## What the exercise asks
Only the number is wanted: count the lines that include the word "동물용의료기기".

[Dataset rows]
————————

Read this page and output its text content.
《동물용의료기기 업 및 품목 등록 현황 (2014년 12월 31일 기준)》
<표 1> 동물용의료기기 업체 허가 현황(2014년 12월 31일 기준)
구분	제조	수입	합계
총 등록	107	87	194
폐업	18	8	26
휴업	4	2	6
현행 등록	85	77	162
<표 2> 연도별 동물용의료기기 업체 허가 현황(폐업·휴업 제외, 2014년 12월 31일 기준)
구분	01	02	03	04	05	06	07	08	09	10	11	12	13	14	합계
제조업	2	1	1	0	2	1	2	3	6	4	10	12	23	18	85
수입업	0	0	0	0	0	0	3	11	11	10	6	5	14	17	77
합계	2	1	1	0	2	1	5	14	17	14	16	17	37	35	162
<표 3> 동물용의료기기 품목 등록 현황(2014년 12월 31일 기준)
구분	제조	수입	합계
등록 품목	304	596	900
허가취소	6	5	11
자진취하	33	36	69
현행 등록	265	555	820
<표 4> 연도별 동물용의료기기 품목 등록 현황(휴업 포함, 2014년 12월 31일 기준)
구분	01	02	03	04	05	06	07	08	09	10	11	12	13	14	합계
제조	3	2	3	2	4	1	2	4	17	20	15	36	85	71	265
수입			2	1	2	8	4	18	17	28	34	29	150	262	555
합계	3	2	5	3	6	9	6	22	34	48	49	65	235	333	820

————————

## The output
5